**EXTRACTED ENTRIES**:
[Begin]
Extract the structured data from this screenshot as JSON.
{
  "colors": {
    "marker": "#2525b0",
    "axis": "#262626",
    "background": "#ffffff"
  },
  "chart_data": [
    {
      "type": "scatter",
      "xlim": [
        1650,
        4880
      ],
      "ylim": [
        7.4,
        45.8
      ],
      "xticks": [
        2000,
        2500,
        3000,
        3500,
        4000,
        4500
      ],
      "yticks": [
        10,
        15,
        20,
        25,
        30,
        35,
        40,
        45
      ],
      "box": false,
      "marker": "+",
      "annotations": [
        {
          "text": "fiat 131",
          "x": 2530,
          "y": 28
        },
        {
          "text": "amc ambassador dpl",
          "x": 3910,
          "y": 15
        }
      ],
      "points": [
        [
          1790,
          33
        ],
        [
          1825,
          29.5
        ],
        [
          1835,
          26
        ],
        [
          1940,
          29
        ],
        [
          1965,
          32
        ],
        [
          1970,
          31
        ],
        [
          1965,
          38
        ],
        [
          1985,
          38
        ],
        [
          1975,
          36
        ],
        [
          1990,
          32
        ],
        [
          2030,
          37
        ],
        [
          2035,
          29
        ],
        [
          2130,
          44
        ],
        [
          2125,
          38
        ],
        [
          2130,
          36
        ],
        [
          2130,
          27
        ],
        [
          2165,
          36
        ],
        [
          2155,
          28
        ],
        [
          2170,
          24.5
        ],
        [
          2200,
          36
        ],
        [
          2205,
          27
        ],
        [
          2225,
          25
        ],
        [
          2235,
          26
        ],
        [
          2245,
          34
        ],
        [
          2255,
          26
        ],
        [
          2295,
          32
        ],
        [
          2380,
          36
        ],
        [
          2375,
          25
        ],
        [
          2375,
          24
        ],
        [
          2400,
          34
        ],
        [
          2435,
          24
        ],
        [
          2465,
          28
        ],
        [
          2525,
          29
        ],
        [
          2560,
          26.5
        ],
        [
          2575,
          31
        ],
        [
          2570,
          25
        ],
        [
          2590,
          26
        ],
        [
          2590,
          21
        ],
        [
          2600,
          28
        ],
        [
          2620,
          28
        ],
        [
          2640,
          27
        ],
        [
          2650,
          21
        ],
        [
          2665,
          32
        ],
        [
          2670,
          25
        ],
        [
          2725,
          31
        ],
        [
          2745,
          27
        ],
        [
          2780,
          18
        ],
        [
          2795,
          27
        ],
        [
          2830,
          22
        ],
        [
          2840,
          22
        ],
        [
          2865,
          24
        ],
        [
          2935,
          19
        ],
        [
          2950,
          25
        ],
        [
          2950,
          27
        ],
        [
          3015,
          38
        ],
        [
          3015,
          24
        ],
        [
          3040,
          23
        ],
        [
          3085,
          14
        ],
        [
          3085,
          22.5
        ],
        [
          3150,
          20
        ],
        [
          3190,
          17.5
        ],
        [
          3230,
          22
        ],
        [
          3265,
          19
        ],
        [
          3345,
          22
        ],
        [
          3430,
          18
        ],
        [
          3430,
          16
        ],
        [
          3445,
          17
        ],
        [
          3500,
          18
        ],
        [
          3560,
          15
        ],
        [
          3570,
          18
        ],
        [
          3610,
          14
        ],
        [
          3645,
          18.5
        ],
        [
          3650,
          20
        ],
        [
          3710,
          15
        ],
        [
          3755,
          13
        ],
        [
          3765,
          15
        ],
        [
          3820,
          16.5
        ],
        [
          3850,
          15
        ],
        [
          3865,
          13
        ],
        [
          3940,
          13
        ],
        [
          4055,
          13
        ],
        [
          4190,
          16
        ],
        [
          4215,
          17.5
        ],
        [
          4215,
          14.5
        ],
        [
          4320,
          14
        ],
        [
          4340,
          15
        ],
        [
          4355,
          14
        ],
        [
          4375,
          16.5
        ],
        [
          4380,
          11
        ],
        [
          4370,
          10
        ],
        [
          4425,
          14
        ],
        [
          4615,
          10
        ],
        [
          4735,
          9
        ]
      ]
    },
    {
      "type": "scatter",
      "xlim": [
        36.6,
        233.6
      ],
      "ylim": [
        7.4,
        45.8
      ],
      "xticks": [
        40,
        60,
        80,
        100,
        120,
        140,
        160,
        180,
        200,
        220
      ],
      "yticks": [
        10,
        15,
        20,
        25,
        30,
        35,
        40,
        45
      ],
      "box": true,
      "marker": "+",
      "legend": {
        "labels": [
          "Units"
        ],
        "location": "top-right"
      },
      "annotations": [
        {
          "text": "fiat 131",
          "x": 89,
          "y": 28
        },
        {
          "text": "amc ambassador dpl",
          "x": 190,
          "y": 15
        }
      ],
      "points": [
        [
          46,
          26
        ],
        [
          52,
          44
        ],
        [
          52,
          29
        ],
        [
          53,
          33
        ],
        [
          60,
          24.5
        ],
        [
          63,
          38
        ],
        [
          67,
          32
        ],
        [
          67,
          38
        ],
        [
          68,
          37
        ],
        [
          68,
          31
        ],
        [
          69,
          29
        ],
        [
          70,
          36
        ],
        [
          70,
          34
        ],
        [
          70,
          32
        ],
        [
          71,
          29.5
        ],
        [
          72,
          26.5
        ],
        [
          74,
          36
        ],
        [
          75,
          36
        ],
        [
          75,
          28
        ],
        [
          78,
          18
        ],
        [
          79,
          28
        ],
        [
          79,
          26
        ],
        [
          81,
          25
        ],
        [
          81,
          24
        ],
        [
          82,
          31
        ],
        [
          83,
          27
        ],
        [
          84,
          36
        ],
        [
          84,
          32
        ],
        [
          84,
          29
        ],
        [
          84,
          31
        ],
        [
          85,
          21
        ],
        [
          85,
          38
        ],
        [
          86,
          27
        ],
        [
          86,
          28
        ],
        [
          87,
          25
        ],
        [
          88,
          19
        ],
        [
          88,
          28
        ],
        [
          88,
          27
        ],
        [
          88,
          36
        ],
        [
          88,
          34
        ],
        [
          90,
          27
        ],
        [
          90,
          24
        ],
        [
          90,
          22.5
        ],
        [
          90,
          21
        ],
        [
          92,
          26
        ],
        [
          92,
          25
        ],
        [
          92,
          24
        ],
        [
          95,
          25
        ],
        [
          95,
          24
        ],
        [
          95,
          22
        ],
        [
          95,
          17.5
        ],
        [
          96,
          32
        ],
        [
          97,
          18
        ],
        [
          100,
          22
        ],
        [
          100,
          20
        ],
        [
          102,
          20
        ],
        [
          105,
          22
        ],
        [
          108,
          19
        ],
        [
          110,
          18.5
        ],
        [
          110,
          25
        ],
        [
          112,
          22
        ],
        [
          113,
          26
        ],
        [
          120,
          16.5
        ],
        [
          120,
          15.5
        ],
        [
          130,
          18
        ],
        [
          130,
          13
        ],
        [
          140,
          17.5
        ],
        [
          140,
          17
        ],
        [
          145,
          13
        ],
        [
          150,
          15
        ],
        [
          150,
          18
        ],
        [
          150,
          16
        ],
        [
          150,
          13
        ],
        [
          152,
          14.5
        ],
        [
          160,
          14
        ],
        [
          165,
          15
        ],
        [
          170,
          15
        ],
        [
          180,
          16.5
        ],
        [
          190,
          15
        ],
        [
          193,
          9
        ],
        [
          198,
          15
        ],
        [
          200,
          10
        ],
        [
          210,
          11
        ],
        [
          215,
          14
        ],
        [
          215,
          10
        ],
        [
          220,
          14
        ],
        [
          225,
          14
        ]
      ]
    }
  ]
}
[End]
**SHORT TASK**: Transcribe the material above word for word.

**THE RESPONSE**:
Extract the structured data from this screenshot as JSON.
{
  "colors": {
    "marker": "#2525b0",
    "axis": "#262626",
    "background": "#ffffff"
  },
  "chart_data": [
    {
      "type": "scatter",
      "xlim": [
        1650,
        4880
      ],
      "ylim": [
        7.4,
        45.8
      ],
      "xticks": [
        2000,
        2500,
        3000,
        3500,
        4000,
        4500
      ],
      "yticks": [
        10,
        15,
        20,
        25,
        30,
        35,
        40,
        45
      ],
      "box": false,
      "marker": "+",
      "annotations": [
        {
          "text": "fiat 131",
          "x": 2530,
          "y": 28
        },
        {
          "text": "amc ambassador dpl",
          "x": 3910,
          "y": 15
        }
      ],
      "points": [
        [
          1790,
          33
        ],
        [
          1825,
          29.5
        ],
        [
          1835,
          26
        ],
        [
          1940,
          29
        ],
        [
          1965,
          32
        ],
        [
          1970,
          31
        ],
        [
          1965,
          38
        ],
        [
          1985,
          38
        ],
        [
          1975,
          36
        ],
        [
          1990,
          32
        ],
        [
          2030,
          37
        ],
        [
          2035,
          29
        ],
        [
          2130,
          44
        ],
        [
          2125,
          38
        ],
        [
          2130,
          36
        ],
        [
          2130,
          27
        ],
        [
          2165,
          36
        ],
        [
          2155,
          28
        ],
        [
          2170,
          24.5
        ],
        [
          2200,
          36
        ],
        [
          2205,
          27
        ],
        [
          2225,
          25
        ],
        [
          2235,
          26
        ],
        [
          2245,
          34
        ],
        [
          2255,
          26
        ],
        [
          2295,
          32
        ],
        [
          2380,
          36
        ],
        [
          2375,
          25
        ],
        [
          2375,
          24
        ],
        [
          2400,
          34
        ],
        [
          2435,
          24
        ],
        [
          2465,
          28
        ],
        [
          2525,
          29
        ],
        [
          2560,
          26.5
        ],
        [
          2575,
          31
        ],
        [
          2570,
          25
        ],
        [
          2590,
          26
        ],
        [
          2590,
          21
        ],
        [
          2600,
          28
        ],
        [
          2620,
          28
        ],
        [
          2640,
          27
        ],
        [
          2650,
          21
        ],
        [
          2665,
          32
        ],
        [
          2670,
          25
        ],
        [
          2725,
          31
        ],
        [
          2745,
          27
        ],
        [
          2780,
          18
        ],
        [
          2795,
          27
        ],
        [
          2830,
          22
        ],
        [
          2840,
          22
        ],
        [
          2865,
          24
        ],
        [
          2935,
          19
        ],
        [
          2950,
          25
        ],
        [
          2950,
          27
        ],
        [
          3015,
          38
        ],
        [
          3015,
          24
        ],
        [
          3040,
          23
        ],
        [
          3085,
          14
        ],
        [
          3085,
          22.5
        ],
        [
          3150,
          20
        ],
        [
          3190,
          17.5
        ],
        [
          3230,
          22
        ],
        [
          3265,
          19
        ],
        [
          3345,
          22
        ],
        [
          3430,
          18
        ],
        [
          3430,
          16
        ],
        [
          3445,
          17
        ],
        [
          3500,
          18
        ],
        [
          3560,
          15
        ],
        [
          3570,
          18
        ],
        [
          3610,
          14
        ],
        [
          3645,
          18.5
        ],
        [
          3650,
          20
        ],
        [
          3710,
          15
        ],
        [
          3755,
          13
        ],
        [
          3765,
          15
        ],
        [
          3820,
          16.5
        ],
        [
          3850,
          15
        ],
        [
          3865,
          13
        ],
        [
          3940,
          13
        ],
        [
          4055,
          13
        ],
        [
          4190,
          16
        ],
        [
          4215,
          17.5
        ],
        [
          4215,
          14.5
        ],
        [
          4320,
          14
        ],
        [
          4340,
          15
        ],
        [
          4355,
          14
        ],
        [
          4375,
          16.5
        ],
        [
          4380,
          11
        ],
        [
          4370,
          10
        ],
        [
          4425,
          14
        ],
        [
          4615,
          10
        ],
        [
          4735,
          9
        ]
      ]
    },
    {
      "type": "scatter",
      "xlim": [
        36.6,
        233.6
      ],
      "ylim": [
        7.4,
        45.8
      ],
      "xticks": [
        40,
        60,
        80,
        100,
        120,
        140,
        160,
        180,
        200,
        220
      ],
      "yticks": [
        10,
        15,
        20,
        25,
        30,
        35,
        40,
        45
      ],
      "box": true,
      "marker": "+",
      "legend": {
        "labels": [
          "Units"
        ],
        "location": "top-right"
      },
      "annotations": [
        {
          "text": "fiat 131",
          "x": 89,
          "y": 28
        },
        {
          "text": "amc ambassador dpl",
          "x": 190,
          "y": 15
        }
      ],
      "points": [
        [
          46,
          26
        ],
        [
          52,
          44
        ],
        [
          52,
          29
        ],
        [
          53,
          33
        ],
        [
          60,
          24.5
        ],
        [
          63,
          38
        ],
        [
          67,
          32
        ],
        [
          67,
          38
        ],
        [
          68,
          37
        ],
        [
          68,
          31
        ],
        [
          69,
          29
        ],
        [
          70,
          36
        ],
        [
          70,
          34
        ],
        [
          70,
          32
        ],
        [
          71,
          29.5
        ],
        [
          72,
          26.5
        ],
        [
          74,
          36
        ],
        [
          75,
          36
        ],
        [
          75,
          28
        ],
        [
          78,
          18
        ],
        [
          79,
          28
        ],
        [
          79,
          26
        ],
        [
          81,
          25
        ],
        [
          81,
          24
        ],
        [
          82,
          31
        ],
        [
          83,
          27
        ],
        [
          84,
          36
        ],
        [
          84,
          32
        ],
        [
          84,
          29
        ],
        [
          84,
          31
        ],
        [
          85,
          21
        ],
        [
          85,
          38
        ],
        [
          86,
          27
        ],
        [
          86,
          28
        ],
        [
          87,
          25
        ],
        [
          88,
          19
        ],
        [
          88,
          28
        ],
        [
          88,
          27
        ],
        [
          88,
          36
        ],
        [
          88,
          34
        ],
        [
          90,
          27
        ],
        [
          90,
          24
        ],
        [
          90,
          22.5
        ],
        [
          90,
          21
        ],
        [
          92,
          26
        ],
        [
          92,
          25
        ],
        [
          92,
          24
        ],
        [
          95,
          25
        ],
        [
          95,
          24
        ],
        [
          95,
          22
        ],
        [
          95,
          17.5
        ],
        [
          96,
          32
        ],
        [
          97,
          18
        ],
        [
          100,
          22
        ],
        [
          100,
          20
        ],
        [
          102,
          20
        ],
        [
          105,
          22
        ],
        [
          108,
          19
        ],
        [
          110,
          18.5
        ],
        [
          110,
          25
        ],
        [
          112,
          22
        ],
        [
          113,
          26
        ],
        [
          120,
          16.5
        ],
        [
          120,
          15.5
        ],
        [
          130,
          18
        ],
        [
          130,
          13
        ],
        [
          140,
          17.5
        ],
        [
          140,
          17
        ],
        [
          145,
          13
        ],
        [
          150,
          15
        ],
        [
          150,
          18
        ],
        [
          150,
          16
        ],
        [
          150,
          13
        ],
        [
          152,
          14.5
        ],
        [
          160,
          14
        ],
        [
          165,
          15
        ],
        [
          170,
          15
        ],
        [
          180,
          16.5
        ],
        [
          190,
          15
        ],
        [
          193,
          9
        ],
        [
          198,
          15
        ],
        [
          200,
          10
        ],
        [
          210,
          11
        ],
        [
          215,
          14
        ],
        [
          215,
          10
        ],
        [
          220,
          14
        ],
        [
          225,
          14
        ]
      ]
    }
  ]
}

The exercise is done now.